*What to produce:* Your task is to transcribe the data in full.

======== Record list

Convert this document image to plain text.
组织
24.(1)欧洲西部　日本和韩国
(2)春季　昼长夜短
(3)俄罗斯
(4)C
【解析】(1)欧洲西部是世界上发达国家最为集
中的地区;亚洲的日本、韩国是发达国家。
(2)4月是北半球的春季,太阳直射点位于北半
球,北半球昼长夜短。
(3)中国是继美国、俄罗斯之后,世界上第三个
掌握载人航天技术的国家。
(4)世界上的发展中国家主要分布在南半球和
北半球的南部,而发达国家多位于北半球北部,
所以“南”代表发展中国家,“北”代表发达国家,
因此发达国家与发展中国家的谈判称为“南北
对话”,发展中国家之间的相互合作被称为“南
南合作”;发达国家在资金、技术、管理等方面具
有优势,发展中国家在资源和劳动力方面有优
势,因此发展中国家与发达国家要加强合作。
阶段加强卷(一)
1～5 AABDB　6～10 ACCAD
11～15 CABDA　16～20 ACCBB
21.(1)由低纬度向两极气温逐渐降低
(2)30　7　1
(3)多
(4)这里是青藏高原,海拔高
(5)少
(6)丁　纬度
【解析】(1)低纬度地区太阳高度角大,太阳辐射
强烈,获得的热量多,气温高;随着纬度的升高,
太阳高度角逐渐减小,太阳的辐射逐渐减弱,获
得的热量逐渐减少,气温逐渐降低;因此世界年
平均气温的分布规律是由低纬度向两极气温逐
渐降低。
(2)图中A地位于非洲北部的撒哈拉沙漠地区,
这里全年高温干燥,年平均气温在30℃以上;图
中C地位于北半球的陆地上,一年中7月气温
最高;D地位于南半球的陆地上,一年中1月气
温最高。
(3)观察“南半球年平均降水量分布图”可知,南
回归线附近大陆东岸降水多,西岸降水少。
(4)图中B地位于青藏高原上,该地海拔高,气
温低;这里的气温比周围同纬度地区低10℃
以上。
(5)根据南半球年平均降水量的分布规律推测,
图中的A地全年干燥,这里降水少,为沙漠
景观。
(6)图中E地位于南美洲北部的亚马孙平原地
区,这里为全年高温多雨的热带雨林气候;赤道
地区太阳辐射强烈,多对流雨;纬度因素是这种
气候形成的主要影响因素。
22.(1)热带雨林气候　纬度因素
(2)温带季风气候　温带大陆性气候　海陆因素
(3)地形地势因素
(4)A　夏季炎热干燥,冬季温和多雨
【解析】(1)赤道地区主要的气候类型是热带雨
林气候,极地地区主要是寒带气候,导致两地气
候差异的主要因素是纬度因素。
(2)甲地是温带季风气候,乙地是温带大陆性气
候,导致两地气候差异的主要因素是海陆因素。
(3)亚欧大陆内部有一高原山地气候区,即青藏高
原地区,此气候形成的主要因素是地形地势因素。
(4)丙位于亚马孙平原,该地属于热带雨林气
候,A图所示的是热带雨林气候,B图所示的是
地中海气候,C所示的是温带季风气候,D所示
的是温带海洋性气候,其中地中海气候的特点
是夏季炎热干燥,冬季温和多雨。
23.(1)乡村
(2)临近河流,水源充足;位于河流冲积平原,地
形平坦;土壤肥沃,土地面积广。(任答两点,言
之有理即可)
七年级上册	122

================

*Written reply:*
Convert this document image to plain text.
组织
24.(1)欧洲西部　日本和韩国
(2)春季　昼长夜短
(3)俄罗斯
(4)C
【解析】(1)欧洲西部是世界上发达国家最为集
中的地区;亚洲的日本、韩国是发达国家。
(2)4月是北半球的春季,太阳直射点位于北半
球,北半球昼长夜短。
(3)中国是继美国、俄罗斯之后,世界上第三个
掌握载人航天技术的国家。
(4)世界上的发展中国家主要分布在南半球和
北半球的南部,而发达国家多位于北半球北部,
所以“南”代表发展中国家,“北”代表发达国家,
因此发达国家与发展中国家的谈判称为“南北
对话”,发展中国家之间的相互合作被称为“南
南合作”;发达国家在资金、技术、管理等方面具
有优势,发展中国家在资源和劳动力方面有优
势,因此发展中国家与发达国家要加强合作。
阶段加强卷(一)
1～5 AABDB　6～10 ACCAD
11～15 CABDA　16～20 ACCBB
21.(1)由低纬度向两极气温逐渐降低
(2)30　7　1
(3)多
(4)这里是青藏高原,海拔高
(5)少
(6)丁　纬度
【解析】(1)低纬度地区太阳高度角大,太阳辐射
强烈,获得的热量多,气温高;随着纬度的升高,
太阳高度角逐渐减小,太阳的辐射逐渐减弱,获
得的热量逐渐减少,气温逐渐降低;因此世界年
平均气温的分布规律是由低纬度向两极气温逐
渐降低。
(2)图中A地位于非洲北部的撒哈拉沙漠地区,
这里全年高温干燥,年平均气温在30℃以上;图
中C地位于北半球的陆地上,一年中7月气温
最高;D地位于南半球的陆地上,一年中1月气
温最高。
(3)观察“南半球年平均降水量分布图”可知,南
回归线附近大陆东岸降水多,西岸降水少。
(4)图中B地位于青藏高原上,该地海拔高,气
温低;这里的气温比周围同纬度地区低10℃
以上。
(5)根据南半球年平均降水量的分布规律推测,
图中的A地全年干燥,这里降水少,为沙漠
景观。
(6)图中E地位于南美洲北部的亚马孙平原地
区,这里为全年高温多雨的热带雨林气候;赤道
地区太阳辐射强烈,多对流雨;纬度因素是这种
气候形成的主要影响因素。
22.(1)热带雨林气候　纬度因素
(2)温带季风气候　温带大陆性气候　海陆因素
(3)地形地势因素
(4)A　夏季炎热干燥,冬季温和多雨
【解析】(1)赤道地区主要的气候类型是热带雨
林气候,极地地区主要是寒带气候,导致两地气
候差异的主要因素是纬度因素。
(2)甲地是温带季风气候,乙地是温带大陆性气
候,导致两地气候差异的主要因素是海陆因素。
(3)亚欧大陆内部有一高原山地气候区,即青藏高
原地区,此气候形成的主要因素是地形地势因素。
(4)丙位于亚马孙平原,该地属于热带雨林气
候,A图所示的是热带雨林气候,B图所示的是
地中海气候,C所示的是温带季风气候,D所示
的是温带海洋性气候,其中地中海气候的特点
是夏季炎热干燥,冬季温和多雨。
23.(1)乡村
(2)临近河流,水源充足;位于河流冲积平原,地
形平坦;土壤肥沃,土地面积广。(任答两点,言
之有理即可)
七年级上册	122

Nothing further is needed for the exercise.